───── Data for this exercise ─────

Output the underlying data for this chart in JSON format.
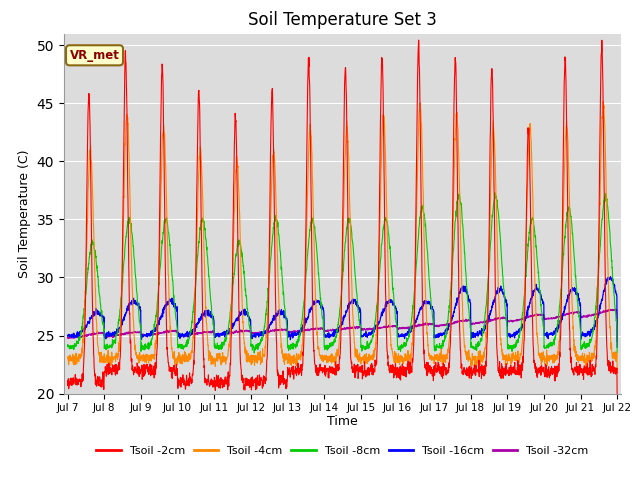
{
  "title": "Soil Temperature Set 3",
  "ylabel": "Soil Temperature (C)",
  "xlabel": "Time",
  "ylim": [
    20,
    51
  ],
  "yticks": [
    20,
    25,
    30,
    35,
    40,
    45,
    50
  ],
  "annotation": "VR_met",
  "bg_color": "#dcdcdc",
  "fig_color": "#ffffff",
  "colors": {
    "Tsoil -2cm": "#ff0000",
    "Tsoil -4cm": "#ff8800",
    "Tsoil -8cm": "#00cc00",
    "Tsoil -16cm": "#0000ff",
    "Tsoil -32cm": "#aa00aa"
  },
  "legend_labels": [
    "Tsoil -2cm",
    "Tsoil -4cm",
    "Tsoil -8cm",
    "Tsoil -16cm",
    "Tsoil -32cm"
  ],
  "x_tick_labels": [
    "Jul 7",
    "Jul 8",
    "Jul 9",
    "Jul 10",
    "Jul 11",
    "Jul 12",
    "Jul 13",
    "Jul 14",
    "Jul 15",
    "Jul 16",
    "Jul 17",
    "Jul 18",
    "Jul 19",
    "Jul 20",
    "Jul 21",
    "Jul 22"
  ],
  "n_days": 15,
  "points_per_day": 144,
  "start_day": 7
}
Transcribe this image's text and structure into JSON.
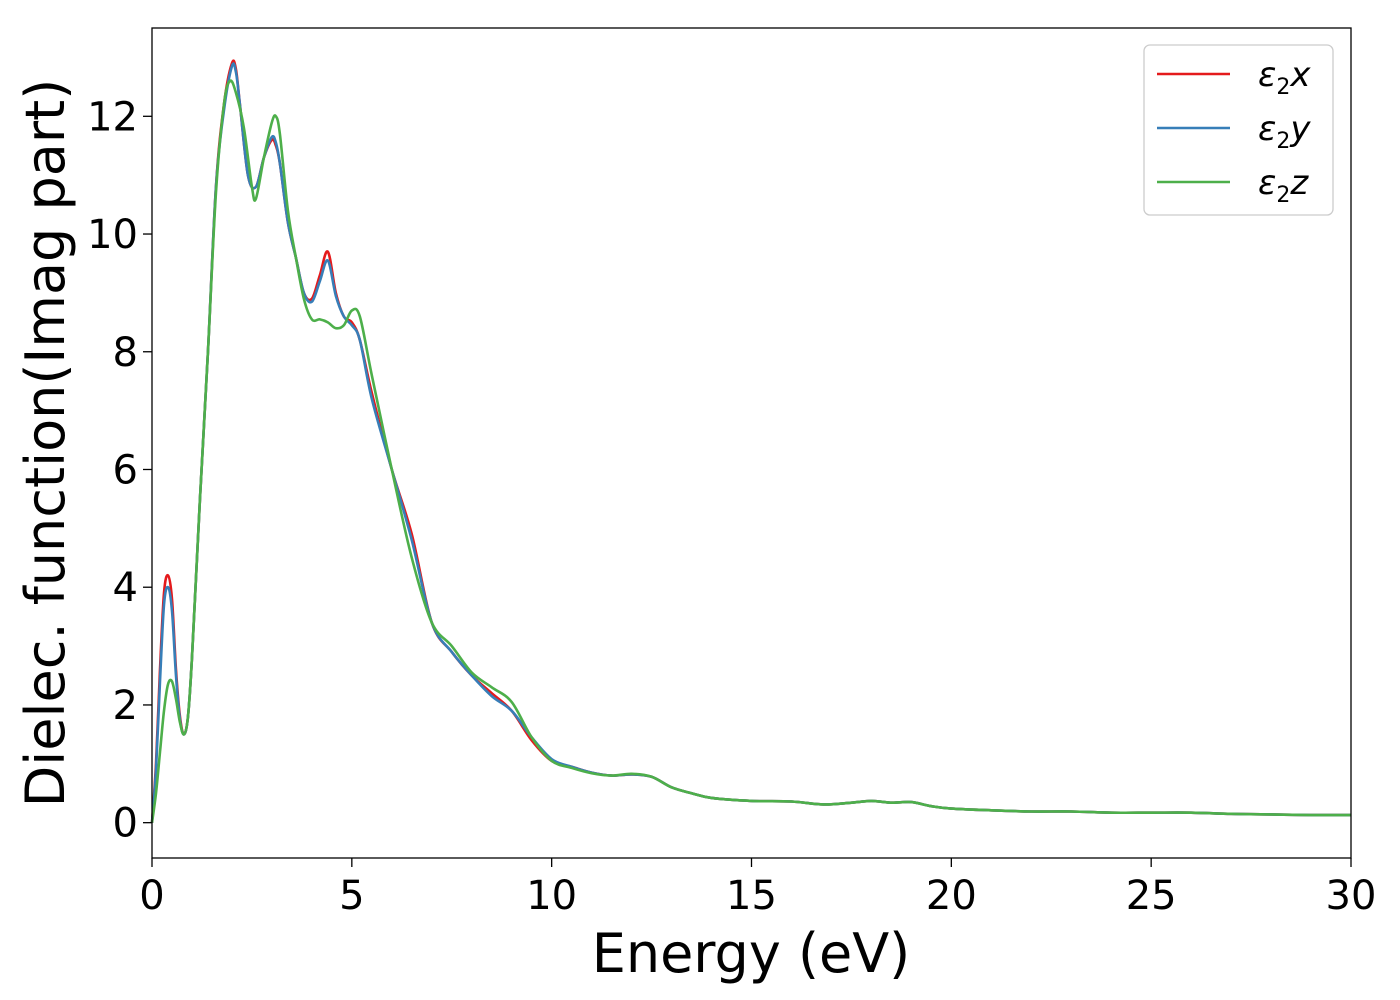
{
  "chart_data": {
    "type": "line",
    "xlabel": "Energy (eV)",
    "ylabel": "Dielec. function(Imag part)",
    "xlim": [
      0,
      30
    ],
    "ylim": [
      -0.6,
      13.5
    ],
    "xticks": [
      0,
      5,
      10,
      15,
      20,
      25,
      30
    ],
    "yticks": [
      0,
      2,
      4,
      6,
      8,
      10,
      12
    ],
    "grid": false,
    "legend_position": "top-right",
    "series": [
      {
        "name": "ε2x",
        "legend": {
          "base": "ε",
          "sub": "2",
          "var": "x"
        },
        "color": "#e41a1c",
        "x": [
          0,
          0.1,
          0.2,
          0.3,
          0.4,
          0.5,
          0.6,
          0.7,
          0.8,
          0.9,
          1.0,
          1.2,
          1.4,
          1.6,
          1.8,
          2.0,
          2.1,
          2.2,
          2.4,
          2.6,
          2.8,
          3.0,
          3.1,
          3.2,
          3.4,
          3.6,
          3.8,
          4.0,
          4.2,
          4.4,
          4.6,
          4.8,
          5.0,
          5.2,
          5.5,
          6.0,
          6.5,
          7.0,
          7.5,
          8.0,
          8.5,
          9.0,
          9.5,
          10.0,
          10.5,
          11.0,
          11.5,
          12.0,
          12.5,
          13.0,
          13.5,
          14.0,
          15.0,
          16.0,
          16.8,
          17.5,
          18.0,
          18.5,
          19.0,
          19.5,
          20.0,
          21.0,
          22.0,
          23.0,
          24.0,
          25.0,
          26.0,
          27.0,
          28.0,
          29.0,
          30.0
        ],
        "values": [
          0.0,
          1.0,
          2.6,
          3.9,
          4.2,
          3.8,
          2.6,
          1.8,
          1.5,
          1.8,
          2.8,
          5.5,
          8.0,
          10.8,
          12.2,
          12.9,
          12.8,
          12.2,
          11.0,
          10.8,
          11.3,
          11.6,
          11.5,
          11.2,
          10.2,
          9.6,
          9.0,
          8.9,
          9.3,
          9.7,
          9.0,
          8.6,
          8.5,
          8.2,
          7.3,
          6.0,
          4.9,
          3.4,
          2.9,
          2.5,
          2.2,
          1.9,
          1.4,
          1.05,
          0.95,
          0.85,
          0.8,
          0.82,
          0.78,
          0.6,
          0.5,
          0.42,
          0.37,
          0.36,
          0.31,
          0.34,
          0.37,
          0.34,
          0.35,
          0.28,
          0.24,
          0.21,
          0.19,
          0.19,
          0.17,
          0.17,
          0.17,
          0.15,
          0.14,
          0.13,
          0.13
        ]
      },
      {
        "name": "ε2y",
        "legend": {
          "base": "ε",
          "sub": "2",
          "var": "y"
        },
        "color": "#377eb8",
        "x": [
          0,
          0.1,
          0.2,
          0.3,
          0.4,
          0.5,
          0.6,
          0.7,
          0.8,
          0.9,
          1.0,
          1.2,
          1.4,
          1.6,
          1.8,
          2.0,
          2.1,
          2.2,
          2.4,
          2.6,
          2.8,
          3.0,
          3.1,
          3.2,
          3.4,
          3.6,
          3.8,
          4.0,
          4.2,
          4.4,
          4.6,
          4.8,
          5.0,
          5.2,
          5.5,
          6.0,
          6.5,
          7.0,
          7.5,
          8.0,
          8.5,
          9.0,
          9.5,
          10.0,
          10.5,
          11.0,
          11.5,
          12.0,
          12.5,
          13.0,
          13.5,
          14.0,
          15.0,
          16.0,
          16.8,
          17.5,
          18.0,
          18.5,
          19.0,
          19.5,
          20.0,
          21.0,
          22.0,
          23.0,
          24.0,
          25.0,
          26.0,
          27.0,
          28.0,
          29.0,
          30.0
        ],
        "values": [
          0.0,
          0.9,
          2.4,
          3.7,
          4.0,
          3.6,
          2.5,
          1.75,
          1.5,
          1.8,
          2.8,
          5.5,
          8.0,
          10.8,
          12.1,
          12.85,
          12.75,
          12.2,
          11.0,
          10.8,
          11.3,
          11.65,
          11.55,
          11.2,
          10.2,
          9.6,
          9.0,
          8.85,
          9.2,
          9.55,
          8.95,
          8.6,
          8.45,
          8.2,
          7.2,
          6.0,
          4.8,
          3.4,
          2.9,
          2.5,
          2.15,
          1.9,
          1.45,
          1.08,
          0.95,
          0.85,
          0.8,
          0.82,
          0.78,
          0.6,
          0.5,
          0.42,
          0.37,
          0.36,
          0.31,
          0.34,
          0.37,
          0.34,
          0.35,
          0.28,
          0.24,
          0.21,
          0.19,
          0.19,
          0.17,
          0.17,
          0.17,
          0.15,
          0.14,
          0.13,
          0.13
        ]
      },
      {
        "name": "ε2z",
        "legend": {
          "base": "ε",
          "sub": "2",
          "var": "z"
        },
        "color": "#4daf4a",
        "x": [
          0,
          0.1,
          0.2,
          0.3,
          0.4,
          0.5,
          0.6,
          0.7,
          0.8,
          0.9,
          1.0,
          1.2,
          1.4,
          1.6,
          1.8,
          1.95,
          2.1,
          2.3,
          2.5,
          2.6,
          2.8,
          3.0,
          3.1,
          3.2,
          3.4,
          3.6,
          3.8,
          4.0,
          4.2,
          4.4,
          4.6,
          4.8,
          5.0,
          5.2,
          5.5,
          6.0,
          6.5,
          7.0,
          7.5,
          8.0,
          8.5,
          9.0,
          9.5,
          10.0,
          10.5,
          11.0,
          11.5,
          12.0,
          12.5,
          13.0,
          13.5,
          14.0,
          15.0,
          16.0,
          16.8,
          17.5,
          18.0,
          18.5,
          19.0,
          19.5,
          20.0,
          21.0,
          22.0,
          23.0,
          24.0,
          25.0,
          26.0,
          27.0,
          28.0,
          29.0,
          30.0
        ],
        "values": [
          0.0,
          0.5,
          1.2,
          1.9,
          2.35,
          2.4,
          2.1,
          1.7,
          1.5,
          1.8,
          2.8,
          5.5,
          8.0,
          10.7,
          12.2,
          12.6,
          12.4,
          11.8,
          10.8,
          10.6,
          11.3,
          11.9,
          12.0,
          11.7,
          10.4,
          9.6,
          8.9,
          8.55,
          8.55,
          8.5,
          8.4,
          8.45,
          8.7,
          8.6,
          7.6,
          6.0,
          4.5,
          3.4,
          3.0,
          2.55,
          2.3,
          2.05,
          1.45,
          1.05,
          0.93,
          0.84,
          0.8,
          0.83,
          0.78,
          0.6,
          0.5,
          0.42,
          0.37,
          0.36,
          0.31,
          0.34,
          0.37,
          0.34,
          0.35,
          0.28,
          0.24,
          0.21,
          0.19,
          0.19,
          0.17,
          0.17,
          0.17,
          0.15,
          0.14,
          0.13,
          0.13
        ]
      }
    ]
  }
}
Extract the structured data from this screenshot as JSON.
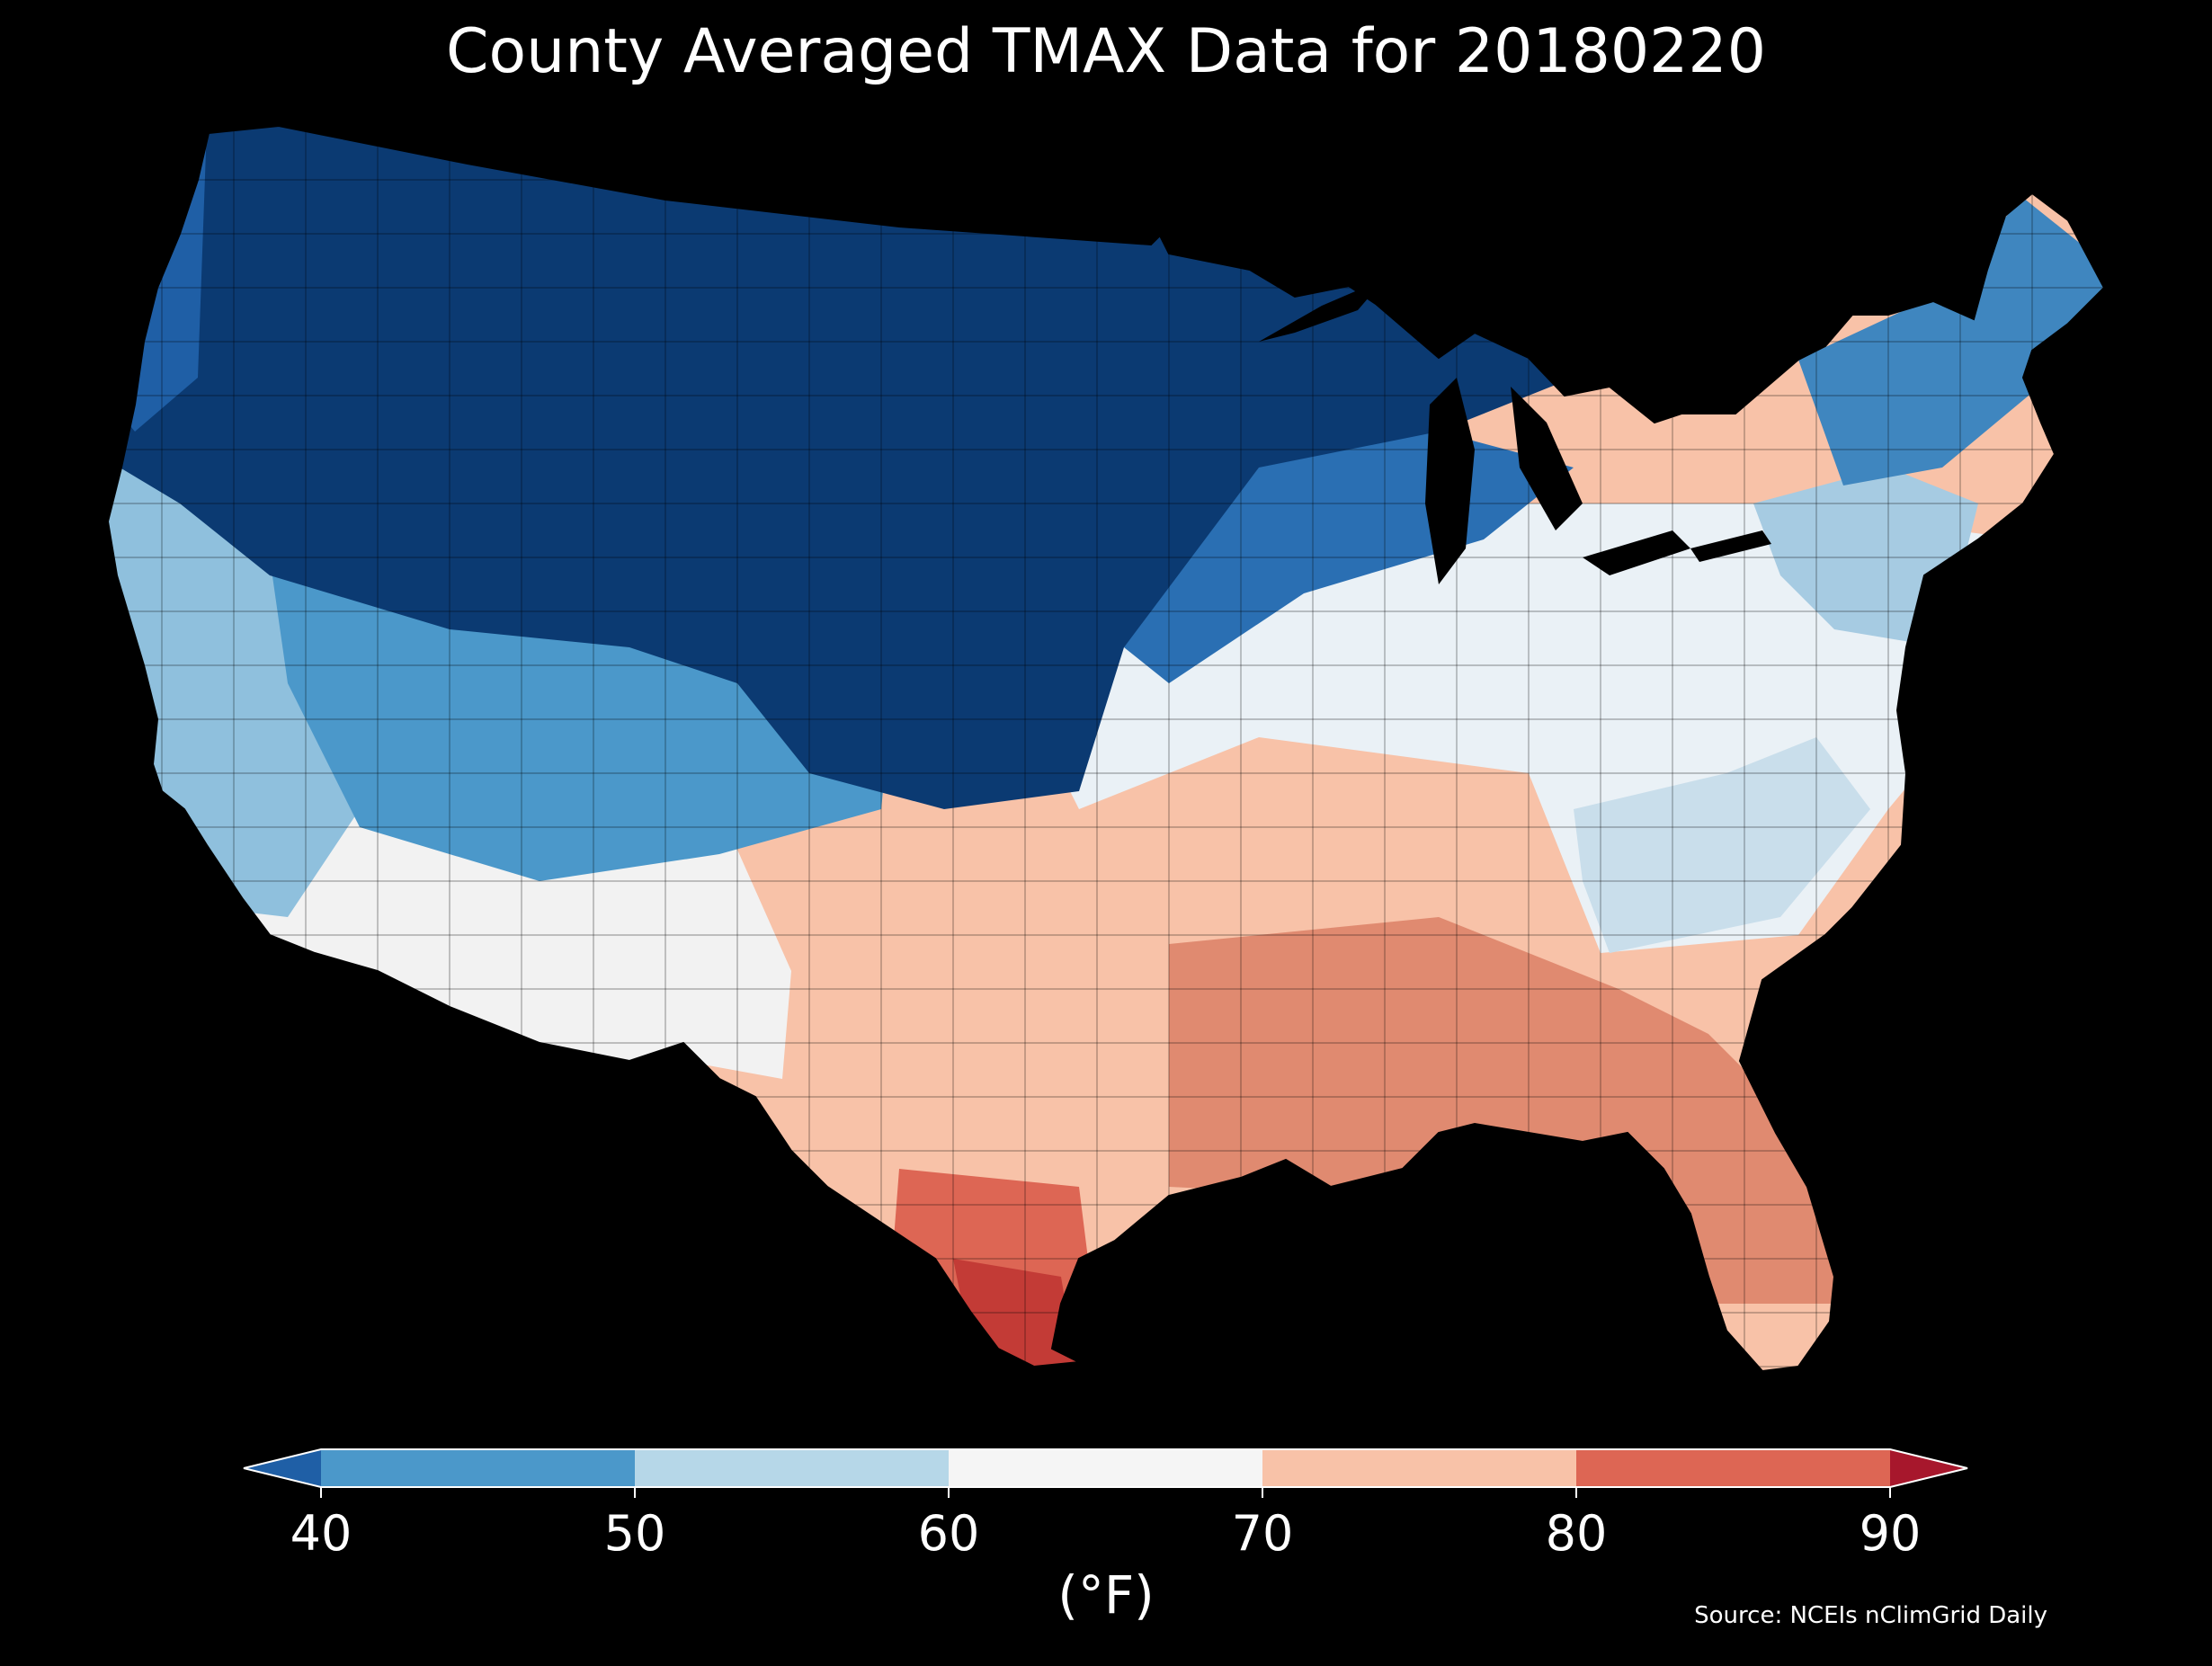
{
  "title": "County Averaged TMAX Data for 20180220",
  "source": "Source: NCEIs nClimGrid Daily",
  "colorbar": {
    "label": "(°F)",
    "ticks": [
      "40",
      "50",
      "60",
      "70",
      "80",
      "90"
    ],
    "bins": [
      {
        "range": "<40",
        "color": "#1f5fa6"
      },
      {
        "range": "40-50",
        "color": "#4b98ca"
      },
      {
        "range": "50-60",
        "color": "#b6d7e8"
      },
      {
        "range": "60-70",
        "color": "#f5f5f5"
      },
      {
        "range": "70-80",
        "color": "#f8c2a8"
      },
      {
        "range": "80-90",
        "color": "#dd6654"
      },
      {
        "range": ">90",
        "color": "#a7172c"
      }
    ]
  },
  "chart_data": {
    "type": "heatmap",
    "title": "County Averaged TMAX Data for 20180220",
    "variable": "TMAX",
    "units": "°F",
    "date": "20180220",
    "scale_min": 40,
    "scale_max": 90,
    "step": 10,
    "regions": [
      {
        "region": "Northern Plains / Rockies / Upper Midwest",
        "tmax_bin": "<40"
      },
      {
        "region": "Pacific Northwest",
        "tmax_bin": "<40"
      },
      {
        "region": "Great Basin / Colorado",
        "tmax_bin": "40-50"
      },
      {
        "region": "California coast",
        "tmax_bin": "50-60"
      },
      {
        "region": "Maine / Northern New England",
        "tmax_bin": "40-50"
      },
      {
        "region": "Southern Arizona",
        "tmax_bin": "60-70"
      },
      {
        "region": "Ohio Valley / Mid-Atlantic",
        "tmax_bin": "60-70"
      },
      {
        "region": "Tennessee / Kentucky",
        "tmax_bin": "70-80"
      },
      {
        "region": "Southern Plains / Texas",
        "tmax_bin": "70-80"
      },
      {
        "region": "Lower Mississippi / Gulf Coast",
        "tmax_bin": "80-90"
      },
      {
        "region": "Florida",
        "tmax_bin": "80-90"
      },
      {
        "region": "South Texas",
        "tmax_bin": ">90"
      }
    ]
  }
}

─────

**Stated exercise:** Identify all lines where the word "Southern" shows up. Copy them.

**Task result:**
        "region": "Southern Arizona",
        "region": "Southern Plains / Texas",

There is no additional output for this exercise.